# To be done:
Exact repetition is required: output every record in full.

Stored dataset items
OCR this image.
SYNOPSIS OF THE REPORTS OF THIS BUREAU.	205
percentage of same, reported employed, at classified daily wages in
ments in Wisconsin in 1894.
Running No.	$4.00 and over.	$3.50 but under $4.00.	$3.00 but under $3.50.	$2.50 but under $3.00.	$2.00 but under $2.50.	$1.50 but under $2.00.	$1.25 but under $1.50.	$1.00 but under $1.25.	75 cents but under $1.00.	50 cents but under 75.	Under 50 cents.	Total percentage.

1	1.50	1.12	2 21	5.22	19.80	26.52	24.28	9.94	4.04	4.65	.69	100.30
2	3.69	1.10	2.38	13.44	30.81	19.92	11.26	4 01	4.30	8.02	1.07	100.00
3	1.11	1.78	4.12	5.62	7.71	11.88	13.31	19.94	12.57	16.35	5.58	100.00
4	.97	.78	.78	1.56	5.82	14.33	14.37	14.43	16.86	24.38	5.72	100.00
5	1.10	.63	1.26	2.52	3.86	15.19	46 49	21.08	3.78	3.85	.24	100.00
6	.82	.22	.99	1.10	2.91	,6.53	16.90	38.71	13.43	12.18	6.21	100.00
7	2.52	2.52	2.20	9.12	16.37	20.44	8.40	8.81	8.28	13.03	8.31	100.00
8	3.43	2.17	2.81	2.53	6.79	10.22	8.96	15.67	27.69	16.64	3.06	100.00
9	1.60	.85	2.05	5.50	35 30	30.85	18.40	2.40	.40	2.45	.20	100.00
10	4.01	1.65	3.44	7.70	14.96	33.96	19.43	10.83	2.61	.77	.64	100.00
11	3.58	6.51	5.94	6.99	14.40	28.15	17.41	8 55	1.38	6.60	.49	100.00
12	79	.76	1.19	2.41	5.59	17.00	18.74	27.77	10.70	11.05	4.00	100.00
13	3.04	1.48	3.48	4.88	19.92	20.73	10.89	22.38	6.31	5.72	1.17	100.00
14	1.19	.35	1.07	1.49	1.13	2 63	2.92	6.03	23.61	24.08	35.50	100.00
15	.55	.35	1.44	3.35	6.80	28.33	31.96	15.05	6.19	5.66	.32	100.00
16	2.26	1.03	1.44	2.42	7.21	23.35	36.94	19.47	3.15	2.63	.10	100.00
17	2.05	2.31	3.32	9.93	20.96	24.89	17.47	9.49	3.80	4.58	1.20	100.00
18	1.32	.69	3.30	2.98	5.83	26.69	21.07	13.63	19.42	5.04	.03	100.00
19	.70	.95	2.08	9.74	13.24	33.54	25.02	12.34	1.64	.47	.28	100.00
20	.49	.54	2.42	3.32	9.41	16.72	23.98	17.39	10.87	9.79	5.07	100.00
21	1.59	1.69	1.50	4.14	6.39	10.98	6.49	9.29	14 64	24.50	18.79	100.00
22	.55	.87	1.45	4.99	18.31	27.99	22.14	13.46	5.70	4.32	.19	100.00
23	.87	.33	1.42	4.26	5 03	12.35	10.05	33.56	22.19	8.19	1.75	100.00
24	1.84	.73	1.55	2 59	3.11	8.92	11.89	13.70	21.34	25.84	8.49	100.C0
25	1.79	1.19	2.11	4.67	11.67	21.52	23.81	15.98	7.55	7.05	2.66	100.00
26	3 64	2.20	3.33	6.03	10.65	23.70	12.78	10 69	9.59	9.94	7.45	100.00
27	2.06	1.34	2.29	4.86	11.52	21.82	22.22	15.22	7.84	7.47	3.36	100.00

# Response to the exercise:
OCR this image.
SYNOPSIS OF THE REPORTS OF THIS BUREAU.	205
percentage of same, reported employed, at classified daily wages in
ments in Wisconsin in 1894.
Running No.	$4.00 and over.	$3.50 but under $4.00.	$3.00 but under $3.50.	$2.50 but under $3.00.	$2.00 but under $2.50.	$1.50 but under $2.00.	$1.25 but under $1.50.	$1.00 but under $1.25.	75 cents but under $1.00.	50 cents but under 75.	Under 50 cents.	Total percentage.

1	1.50	1.12	2 21	5.22	19.80	26.52	24.28	9.94	4.04	4.65	.69	100.30
2	3.69	1.10	2.38	13.44	30.81	19.92	11.26	4 01	4.30	8.02	1.07	100.00
3	1.11	1.78	4.12	5.62	7.71	11.88	13.31	19.94	12.57	16.35	5.58	100.00
4	.97	.78	.78	1.56	5.82	14.33	14.37	14.43	16.86	24.38	5.72	100.00
5	1.10	.63	1.26	2.52	3.86	15.19	46 49	21.08	3.78	3.85	.24	100.00
6	.82	.22	.99	1.10	2.91	,6.53	16.90	38.71	13.43	12.18	6.21	100.00
7	2.52	2.52	2.20	9.12	16.37	20.44	8.40	8.81	8.28	13.03	8.31	100.00
8	3.43	2.17	2.81	2.53	6.79	10.22	8.96	15.67	27.69	16.64	3.06	100.00
9	1.60	.85	2.05	5.50	35 30	30.85	18.40	2.40	.40	2.45	.20	100.00
10	4.01	1.65	3.44	7.70	14.96	33.96	19.43	10.83	2.61	.77	.64	100.00
11	3.58	6.51	5.94	6.99	14.40	28.15	17.41	8 55	1.38	6.60	.49	100.00
12	79	.76	1.19	2.41	5.59	17.00	18.74	27.77	10.70	11.05	4.00	100.00
13	3.04	1.48	3.48	4.88	19.92	20.73	10.89	22.38	6.31	5.72	1.17	100.00
14	1.19	.35	1.07	1.49	1.13	2 63	2.92	6.03	23.61	24.08	35.50	100.00
15	.55	.35	1.44	3.35	6.80	28.33	31.96	15.05	6.19	5.66	.32	100.00
16	2.26	1.03	1.44	2.42	7.21	23.35	36.94	19.47	3.15	2.63	.10	100.00
17	2.05	2.31	3.32	9.93	20.96	24.89	17.47	9.49	3.80	4.58	1.20	100.00
18	1.32	.69	3.30	2.98	5.83	26.69	21.07	13.63	19.42	5.04	.03	100.00
19	.70	.95	2.08	9.74	13.24	33.54	25.02	12.34	1.64	.47	.28	100.00
20	.49	.54	2.42	3.32	9.41	16.72	23.98	17.39	10.87	9.79	5.07	100.00
21	1.59	1.69	1.50	4.14	6.39	10.98	6.49	9.29	14 64	24.50	18.79	100.00
22	.55	.87	1.45	4.99	18.31	27.99	22.14	13.46	5.70	4.32	.19	100.00
23	.87	.33	1.42	4.26	5 03	12.35	10.05	33.56	22.19	8.19	1.75	100.00
24	1.84	.73	1.55	2 59	3.11	8.92	11.89	13.70	21.34	25.84	8.49	100.C0
25	1.79	1.19	2.11	4.67	11.67	21.52	23.81	15.98	7.55	7.05	2.66	100.00
26	3 64	2.20	3.33	6.03	10.65	23.70	12.78	10 69	9.59	9.94	7.45	100.00
27	2.06	1.34	2.29	4.86	11.52	21.82	22.22	15.22	7.84	7.47	3.36	100.00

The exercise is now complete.